» Data shown
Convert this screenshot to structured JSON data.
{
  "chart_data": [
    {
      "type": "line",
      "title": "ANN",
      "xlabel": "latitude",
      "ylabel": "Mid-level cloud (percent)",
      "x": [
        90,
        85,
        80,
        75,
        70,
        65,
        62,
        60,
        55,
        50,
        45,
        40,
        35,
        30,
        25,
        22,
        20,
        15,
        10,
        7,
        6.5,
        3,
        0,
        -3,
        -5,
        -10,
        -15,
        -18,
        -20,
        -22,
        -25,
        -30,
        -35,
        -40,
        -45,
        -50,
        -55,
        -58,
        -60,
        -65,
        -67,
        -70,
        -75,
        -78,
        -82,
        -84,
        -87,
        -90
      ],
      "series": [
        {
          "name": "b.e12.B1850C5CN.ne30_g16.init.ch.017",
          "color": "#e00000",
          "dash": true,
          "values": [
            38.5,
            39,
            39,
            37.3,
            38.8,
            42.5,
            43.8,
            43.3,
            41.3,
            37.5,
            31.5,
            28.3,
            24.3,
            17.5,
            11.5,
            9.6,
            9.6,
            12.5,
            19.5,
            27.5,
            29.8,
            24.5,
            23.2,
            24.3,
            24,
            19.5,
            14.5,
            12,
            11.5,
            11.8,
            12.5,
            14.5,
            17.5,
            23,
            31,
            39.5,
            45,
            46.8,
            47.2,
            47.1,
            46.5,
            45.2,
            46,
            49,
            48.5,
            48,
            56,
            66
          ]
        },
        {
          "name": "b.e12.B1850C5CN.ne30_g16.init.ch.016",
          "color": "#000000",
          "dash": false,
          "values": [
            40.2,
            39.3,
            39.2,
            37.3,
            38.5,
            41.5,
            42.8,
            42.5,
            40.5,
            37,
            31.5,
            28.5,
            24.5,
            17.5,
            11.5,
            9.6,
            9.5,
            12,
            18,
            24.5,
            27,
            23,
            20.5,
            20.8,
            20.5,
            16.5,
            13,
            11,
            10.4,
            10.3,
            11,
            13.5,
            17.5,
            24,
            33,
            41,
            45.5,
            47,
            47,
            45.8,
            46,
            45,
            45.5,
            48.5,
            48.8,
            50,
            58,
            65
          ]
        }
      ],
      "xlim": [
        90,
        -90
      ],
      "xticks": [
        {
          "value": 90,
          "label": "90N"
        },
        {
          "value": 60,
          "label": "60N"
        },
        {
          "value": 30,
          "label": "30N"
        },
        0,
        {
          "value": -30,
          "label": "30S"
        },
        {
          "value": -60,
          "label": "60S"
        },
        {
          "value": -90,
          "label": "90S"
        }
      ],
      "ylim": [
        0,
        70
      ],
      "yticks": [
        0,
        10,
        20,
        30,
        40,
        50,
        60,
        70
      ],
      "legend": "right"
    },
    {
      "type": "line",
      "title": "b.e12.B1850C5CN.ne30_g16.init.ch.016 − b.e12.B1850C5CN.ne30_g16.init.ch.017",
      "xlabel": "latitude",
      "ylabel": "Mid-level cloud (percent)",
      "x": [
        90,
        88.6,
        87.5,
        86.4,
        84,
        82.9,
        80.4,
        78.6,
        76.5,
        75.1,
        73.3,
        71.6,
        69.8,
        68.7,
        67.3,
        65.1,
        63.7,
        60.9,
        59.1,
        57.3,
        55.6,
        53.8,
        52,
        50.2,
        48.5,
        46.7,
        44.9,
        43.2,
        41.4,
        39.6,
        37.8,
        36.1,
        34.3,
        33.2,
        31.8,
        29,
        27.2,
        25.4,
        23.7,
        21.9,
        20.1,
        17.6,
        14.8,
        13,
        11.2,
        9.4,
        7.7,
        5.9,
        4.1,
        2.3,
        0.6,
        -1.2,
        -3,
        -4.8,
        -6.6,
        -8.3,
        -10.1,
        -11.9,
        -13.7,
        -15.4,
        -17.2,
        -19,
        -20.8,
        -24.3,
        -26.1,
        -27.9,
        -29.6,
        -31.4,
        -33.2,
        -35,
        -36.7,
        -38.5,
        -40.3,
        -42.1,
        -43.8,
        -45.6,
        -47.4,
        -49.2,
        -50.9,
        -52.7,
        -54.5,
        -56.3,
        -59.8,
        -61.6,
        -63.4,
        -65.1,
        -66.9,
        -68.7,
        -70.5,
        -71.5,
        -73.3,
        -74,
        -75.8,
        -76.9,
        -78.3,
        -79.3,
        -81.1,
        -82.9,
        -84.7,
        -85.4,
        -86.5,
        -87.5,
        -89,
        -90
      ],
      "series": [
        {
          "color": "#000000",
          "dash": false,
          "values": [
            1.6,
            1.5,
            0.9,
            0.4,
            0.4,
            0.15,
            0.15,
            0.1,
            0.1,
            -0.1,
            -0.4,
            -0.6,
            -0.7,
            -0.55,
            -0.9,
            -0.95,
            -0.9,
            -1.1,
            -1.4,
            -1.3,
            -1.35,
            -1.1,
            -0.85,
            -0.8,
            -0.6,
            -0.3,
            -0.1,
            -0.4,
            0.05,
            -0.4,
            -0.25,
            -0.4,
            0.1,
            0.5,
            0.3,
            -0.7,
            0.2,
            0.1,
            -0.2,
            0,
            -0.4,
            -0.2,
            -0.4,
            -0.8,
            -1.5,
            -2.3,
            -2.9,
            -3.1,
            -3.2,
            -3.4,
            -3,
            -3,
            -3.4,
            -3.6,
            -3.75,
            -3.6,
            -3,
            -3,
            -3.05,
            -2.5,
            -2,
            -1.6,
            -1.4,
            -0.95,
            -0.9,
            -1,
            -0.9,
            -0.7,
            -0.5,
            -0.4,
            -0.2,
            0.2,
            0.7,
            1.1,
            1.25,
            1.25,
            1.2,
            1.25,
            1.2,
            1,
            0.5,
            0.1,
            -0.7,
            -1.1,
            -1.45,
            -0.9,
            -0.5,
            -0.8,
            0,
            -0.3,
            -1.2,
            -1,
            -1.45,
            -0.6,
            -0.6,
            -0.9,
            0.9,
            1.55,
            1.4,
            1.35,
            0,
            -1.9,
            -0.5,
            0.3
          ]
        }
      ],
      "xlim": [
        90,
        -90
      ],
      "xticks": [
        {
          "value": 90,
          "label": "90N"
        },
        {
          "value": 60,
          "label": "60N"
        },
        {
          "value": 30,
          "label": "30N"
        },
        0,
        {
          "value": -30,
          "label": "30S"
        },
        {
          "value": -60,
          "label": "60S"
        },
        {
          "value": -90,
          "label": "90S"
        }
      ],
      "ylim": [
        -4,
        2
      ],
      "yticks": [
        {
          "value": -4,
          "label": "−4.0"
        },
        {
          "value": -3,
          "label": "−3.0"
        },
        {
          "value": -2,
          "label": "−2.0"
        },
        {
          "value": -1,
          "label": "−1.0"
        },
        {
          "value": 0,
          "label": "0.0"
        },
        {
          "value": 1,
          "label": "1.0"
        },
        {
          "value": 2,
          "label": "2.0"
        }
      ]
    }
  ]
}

» Work to be completed
Copy out each line of the material that holds the word "title".

» Task solution
      "title": "ANN",
      "title": "b.e12.B1850C5CN.ne30_g16.init.ch.016 − b.e12.B1850C5CN.ne30_g16.init.ch.017",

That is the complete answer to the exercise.